Entries with figure data
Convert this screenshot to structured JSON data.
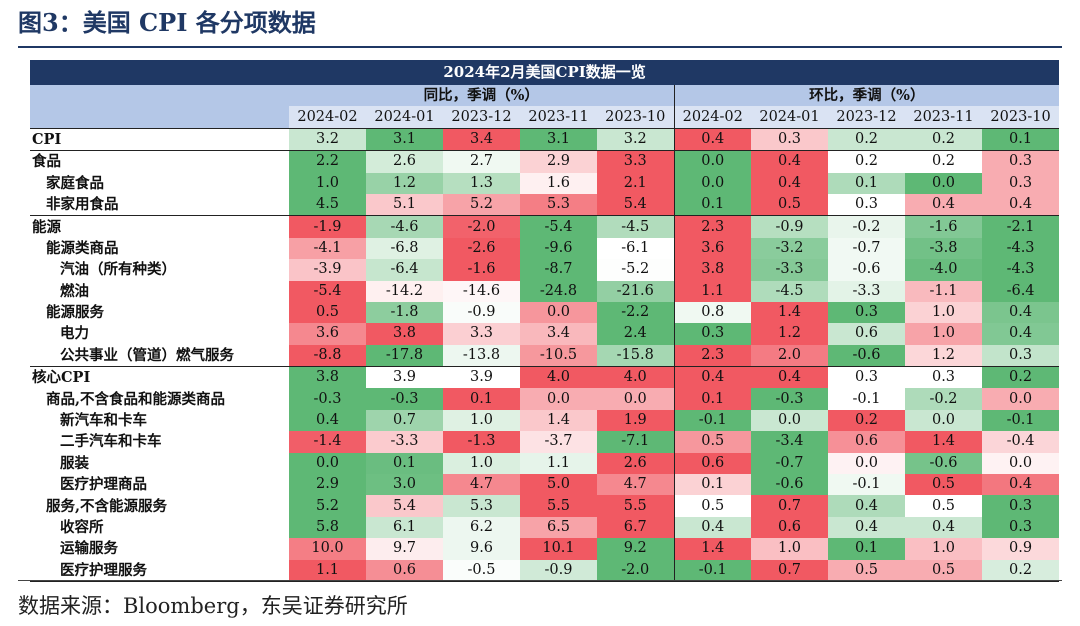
{
  "figure_title": "图3：美国 CPI 各分项数据",
  "source": "数据来源：Bloomberg，东吴证券研究所",
  "colors": {
    "pos_max": "#f0505a",
    "neg_max": "#55b46e",
    "header_dark": "#1f3864",
    "header_mid": "#b4c7e7",
    "header_light": "#dae3f3"
  },
  "chart_data": {
    "type": "table",
    "title": "2024年2月美国CPI数据一览",
    "groups": [
      {
        "name": "同比，季调（%）",
        "columns": [
          "2024-02",
          "2024-01",
          "2023-12",
          "2023-11",
          "2023-10"
        ]
      },
      {
        "name": "环比，季调（%）",
        "columns": [
          "2024-02",
          "2024-01",
          "2023-12",
          "2023-11",
          "2023-10"
        ]
      }
    ],
    "rows": [
      {
        "label": "CPI",
        "indent": 0,
        "section": true,
        "yoy": [
          "3.2",
          "3.1",
          "3.4",
          "3.1",
          "3.2"
        ],
        "mom": [
          "0.4",
          "0.3",
          "0.2",
          "0.2",
          "0.1"
        ]
      },
      {
        "label": "食品",
        "indent": 0,
        "section": true,
        "yoy": [
          "2.2",
          "2.6",
          "2.7",
          "2.9",
          "3.3"
        ],
        "mom": [
          "0.0",
          "0.4",
          "0.2",
          "0.2",
          "0.3"
        ]
      },
      {
        "label": "家庭食品",
        "indent": 1,
        "yoy": [
          "1.0",
          "1.2",
          "1.3",
          "1.6",
          "2.1"
        ],
        "mom": [
          "0.0",
          "0.4",
          "0.1",
          "0.0",
          "0.3"
        ]
      },
      {
        "label": "非家用食品",
        "indent": 1,
        "yoy": [
          "4.5",
          "5.1",
          "5.2",
          "5.3",
          "5.4"
        ],
        "mom": [
          "0.1",
          "0.5",
          "0.3",
          "0.4",
          "0.4"
        ]
      },
      {
        "label": "能源",
        "indent": 0,
        "section": true,
        "yoy": [
          "-1.9",
          "-4.6",
          "-2.0",
          "-5.4",
          "-4.5"
        ],
        "mom": [
          "2.3",
          "-0.9",
          "-0.2",
          "-1.6",
          "-2.1"
        ]
      },
      {
        "label": "能源类商品",
        "indent": 1,
        "yoy": [
          "-4.1",
          "-6.8",
          "-2.6",
          "-9.6",
          "-6.1"
        ],
        "mom": [
          "3.6",
          "-3.2",
          "-0.7",
          "-3.8",
          "-4.3"
        ]
      },
      {
        "label": "汽油（所有种类）",
        "indent": 2,
        "yoy": [
          "-3.9",
          "-6.4",
          "-1.6",
          "-8.7",
          "-5.2"
        ],
        "mom": [
          "3.8",
          "-3.3",
          "-0.6",
          "-4.0",
          "-4.3"
        ]
      },
      {
        "label": "燃油",
        "indent": 2,
        "yoy": [
          "-5.4",
          "-14.2",
          "-14.6",
          "-24.8",
          "-21.6"
        ],
        "mom": [
          "1.1",
          "-4.5",
          "-3.3",
          "-1.1",
          "-6.4"
        ]
      },
      {
        "label": "能源服务",
        "indent": 1,
        "yoy": [
          "0.5",
          "-1.8",
          "-0.9",
          "0.0",
          "-2.2"
        ],
        "mom": [
          "0.8",
          "1.4",
          "0.3",
          "1.0",
          "0.4"
        ]
      },
      {
        "label": "电力",
        "indent": 2,
        "yoy": [
          "3.6",
          "3.8",
          "3.3",
          "3.4",
          "2.4"
        ],
        "mom": [
          "0.3",
          "1.2",
          "0.6",
          "1.0",
          "0.4"
        ]
      },
      {
        "label": "公共事业（管道）燃气服务",
        "indent": 2,
        "yoy": [
          "-8.8",
          "-17.8",
          "-13.8",
          "-10.5",
          "-15.8"
        ],
        "mom": [
          "2.3",
          "2.0",
          "-0.6",
          "1.2",
          "0.3"
        ]
      },
      {
        "label": "核心CPI",
        "indent": 0,
        "section": true,
        "yoy": [
          "3.8",
          "3.9",
          "3.9",
          "4.0",
          "4.0"
        ],
        "mom": [
          "0.4",
          "0.4",
          "0.3",
          "0.3",
          "0.2"
        ]
      },
      {
        "label": "商品,不含食品和能源类商品",
        "indent": 1,
        "yoy": [
          "-0.3",
          "-0.3",
          "0.1",
          "0.0",
          "0.0"
        ],
        "mom": [
          "0.1",
          "-0.3",
          "-0.1",
          "-0.2",
          "0.0"
        ]
      },
      {
        "label": "新汽车和卡车",
        "indent": 2,
        "yoy": [
          "0.4",
          "0.7",
          "1.0",
          "1.4",
          "1.9"
        ],
        "mom": [
          "-0.1",
          "0.0",
          "0.2",
          "0.0",
          "-0.1"
        ]
      },
      {
        "label": "二手汽车和卡车",
        "indent": 2,
        "yoy": [
          "-1.4",
          "-3.3",
          "-1.3",
          "-3.7",
          "-7.1"
        ],
        "mom": [
          "0.5",
          "-3.4",
          "0.6",
          "1.4",
          "-0.4"
        ]
      },
      {
        "label": "服装",
        "indent": 2,
        "yoy": [
          "0.0",
          "0.1",
          "1.0",
          "1.1",
          "2.6"
        ],
        "mom": [
          "0.6",
          "-0.7",
          "0.0",
          "-0.6",
          "0.0"
        ]
      },
      {
        "label": "医疗护理商品",
        "indent": 2,
        "yoy": [
          "2.9",
          "3.0",
          "4.7",
          "5.0",
          "4.7"
        ],
        "mom": [
          "0.1",
          "-0.6",
          "-0.1",
          "0.5",
          "0.4"
        ]
      },
      {
        "label": "服务,不含能源服务",
        "indent": 1,
        "yoy": [
          "5.2",
          "5.4",
          "5.3",
          "5.5",
          "5.5"
        ],
        "mom": [
          "0.5",
          "0.7",
          "0.4",
          "0.5",
          "0.3"
        ]
      },
      {
        "label": "收容所",
        "indent": 2,
        "yoy": [
          "5.8",
          "6.1",
          "6.2",
          "6.5",
          "6.7"
        ],
        "mom": [
          "0.4",
          "0.6",
          "0.4",
          "0.4",
          "0.3"
        ]
      },
      {
        "label": "运输服务",
        "indent": 2,
        "yoy": [
          "10.0",
          "9.7",
          "9.6",
          "10.1",
          "9.2"
        ],
        "mom": [
          "1.4",
          "1.0",
          "0.1",
          "1.0",
          "0.9"
        ]
      },
      {
        "label": "医疗护理服务",
        "indent": 2,
        "yoy": [
          "1.1",
          "0.6",
          "-0.5",
          "-0.9",
          "-2.0"
        ],
        "mom": [
          "-0.1",
          "0.7",
          "0.5",
          "0.5",
          "0.2"
        ]
      }
    ]
  }
}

Task to carry out
Exclude the pictures and repeat every other part of the records word for word.

Answer to the problem
Convert this screenshot to structured JSON data.
{
  "figure_title": "图3：美国 CPI 各分项数据",
  "source": "数据来源：Bloomberg，东吴证券研究所",
  "colors": {
    "pos_max": "#f0505a",
    "neg_max": "#55b46e",
    "header_dark": "#1f3864",
    "header_mid": "#b4c7e7",
    "header_light": "#dae3f3"
  },
  "chart_data": {
    "type": "table",
    "title": "2024年2月美国CPI数据一览",
    "groups": [
      {
        "name": "同比，季调（%）",
        "columns": [
          "2024-02",
          "2024-01",
          "2023-12",
          "2023-11",
          "2023-10"
        ]
      },
      {
        "name": "环比，季调（%）",
        "columns": [
          "2024-02",
          "2024-01",
          "2023-12",
          "2023-11",
          "2023-10"
        ]
      }
    ],
    "rows": [
      {
        "label": "CPI",
        "indent": 0,
        "section": true,
        "yoy": [
          "3.2",
          "3.1",
          "3.4",
          "3.1",
          "3.2"
        ],
        "mom": [
          "0.4",
          "0.3",
          "0.2",
          "0.2",
          "0.1"
        ]
      },
      {
        "label": "食品",
        "indent": 0,
        "section": true,
        "yoy": [
          "2.2",
          "2.6",
          "2.7",
          "2.9",
          "3.3"
        ],
        "mom": [
          "0.0",
          "0.4",
          "0.2",
          "0.2",
          "0.3"
        ]
      },
      {
        "label": "家庭食品",
        "indent": 1,
        "yoy": [
          "1.0",
          "1.2",
          "1.3",
          "1.6",
          "2.1"
        ],
        "mom": [
          "0.0",
          "0.4",
          "0.1",
          "0.0",
          "0.3"
        ]
      },
      {
        "label": "非家用食品",
        "indent": 1,
        "yoy": [
          "4.5",
          "5.1",
          "5.2",
          "5.3",
          "5.4"
        ],
        "mom": [
          "0.1",
          "0.5",
          "0.3",
          "0.4",
          "0.4"
        ]
      },
      {
        "label": "能源",
        "indent": 0,
        "section": true,
        "yoy": [
          "-1.9",
          "-4.6",
          "-2.0",
          "-5.4",
          "-4.5"
        ],
        "mom": [
          "2.3",
          "-0.9",
          "-0.2",
          "-1.6",
          "-2.1"
        ]
      },
      {
        "label": "能源类商品",
        "indent": 1,
        "yoy": [
          "-4.1",
          "-6.8",
          "-2.6",
          "-9.6",
          "-6.1"
        ],
        "mom": [
          "3.6",
          "-3.2",
          "-0.7",
          "-3.8",
          "-4.3"
        ]
      },
      {
        "label": "汽油（所有种类）",
        "indent": 2,
        "yoy": [
          "-3.9",
          "-6.4",
          "-1.6",
          "-8.7",
          "-5.2"
        ],
        "mom": [
          "3.8",
          "-3.3",
          "-0.6",
          "-4.0",
          "-4.3"
        ]
      },
      {
        "label": "燃油",
        "indent": 2,
        "yoy": [
          "-5.4",
          "-14.2",
          "-14.6",
          "-24.8",
          "-21.6"
        ],
        "mom": [
          "1.1",
          "-4.5",
          "-3.3",
          "-1.1",
          "-6.4"
        ]
      },
      {
        "label": "能源服务",
        "indent": 1,
        "yoy": [
          "0.5",
          "-1.8",
          "-0.9",
          "0.0",
          "-2.2"
        ],
        "mom": [
          "0.8",
          "1.4",
          "0.3",
          "1.0",
          "0.4"
        ]
      },
      {
        "label": "电力",
        "indent": 2,
        "yoy": [
          "3.6",
          "3.8",
          "3.3",
          "3.4",
          "2.4"
        ],
        "mom": [
          "0.3",
          "1.2",
          "0.6",
          "1.0",
          "0.4"
        ]
      },
      {
        "label": "公共事业（管道）燃气服务",
        "indent": 2,
        "yoy": [
          "-8.8",
          "-17.8",
          "-13.8",
          "-10.5",
          "-15.8"
        ],
        "mom": [
          "2.3",
          "2.0",
          "-0.6",
          "1.2",
          "0.3"
        ]
      },
      {
        "label": "核心CPI",
        "indent": 0,
        "section": true,
        "yoy": [
          "3.8",
          "3.9",
          "3.9",
          "4.0",
          "4.0"
        ],
        "mom": [
          "0.4",
          "0.4",
          "0.3",
          "0.3",
          "0.2"
        ]
      },
      {
        "label": "商品,不含食品和能源类商品",
        "indent": 1,
        "yoy": [
          "-0.3",
          "-0.3",
          "0.1",
          "0.0",
          "0.0"
        ],
        "mom": [
          "0.1",
          "-0.3",
          "-0.1",
          "-0.2",
          "0.0"
        ]
      },
      {
        "label": "新汽车和卡车",
        "indent": 2,
        "yoy": [
          "0.4",
          "0.7",
          "1.0",
          "1.4",
          "1.9"
        ],
        "mom": [
          "-0.1",
          "0.0",
          "0.2",
          "0.0",
          "-0.1"
        ]
      },
      {
        "label": "二手汽车和卡车",
        "indent": 2,
        "yoy": [
          "-1.4",
          "-3.3",
          "-1.3",
          "-3.7",
          "-7.1"
        ],
        "mom": [
          "0.5",
          "-3.4",
          "0.6",
          "1.4",
          "-0.4"
        ]
      },
      {
        "label": "服装",
        "indent": 2,
        "yoy": [
          "0.0",
          "0.1",
          "1.0",
          "1.1",
          "2.6"
        ],
        "mom": [
          "0.6",
          "-0.7",
          "0.0",
          "-0.6",
          "0.0"
        ]
      },
      {
        "label": "医疗护理商品",
        "indent": 2,
        "yoy": [
          "2.9",
          "3.0",
          "4.7",
          "5.0",
          "4.7"
        ],
        "mom": [
          "0.1",
          "-0.6",
          "-0.1",
          "0.5",
          "0.4"
        ]
      },
      {
        "label": "服务,不含能源服务",
        "indent": 1,
        "yoy": [
          "5.2",
          "5.4",
          "5.3",
          "5.5",
          "5.5"
        ],
        "mom": [
          "0.5",
          "0.7",
          "0.4",
          "0.5",
          "0.3"
        ]
      },
      {
        "label": "收容所",
        "indent": 2,
        "yoy": [
          "5.8",
          "6.1",
          "6.2",
          "6.5",
          "6.7"
        ],
        "mom": [
          "0.4",
          "0.6",
          "0.4",
          "0.4",
          "0.3"
        ]
      },
      {
        "label": "运输服务",
        "indent": 2,
        "yoy": [
          "10.0",
          "9.7",
          "9.6",
          "10.1",
          "9.2"
        ],
        "mom": [
          "1.4",
          "1.0",
          "0.1",
          "1.0",
          "0.9"
        ]
      },
      {
        "label": "医疗护理服务",
        "indent": 2,
        "yoy": [
          "1.1",
          "0.6",
          "-0.5",
          "-0.9",
          "-2.0"
        ],
        "mom": [
          "-0.1",
          "0.7",
          "0.5",
          "0.5",
          "0.2"
        ]
      }
    ]
  }
}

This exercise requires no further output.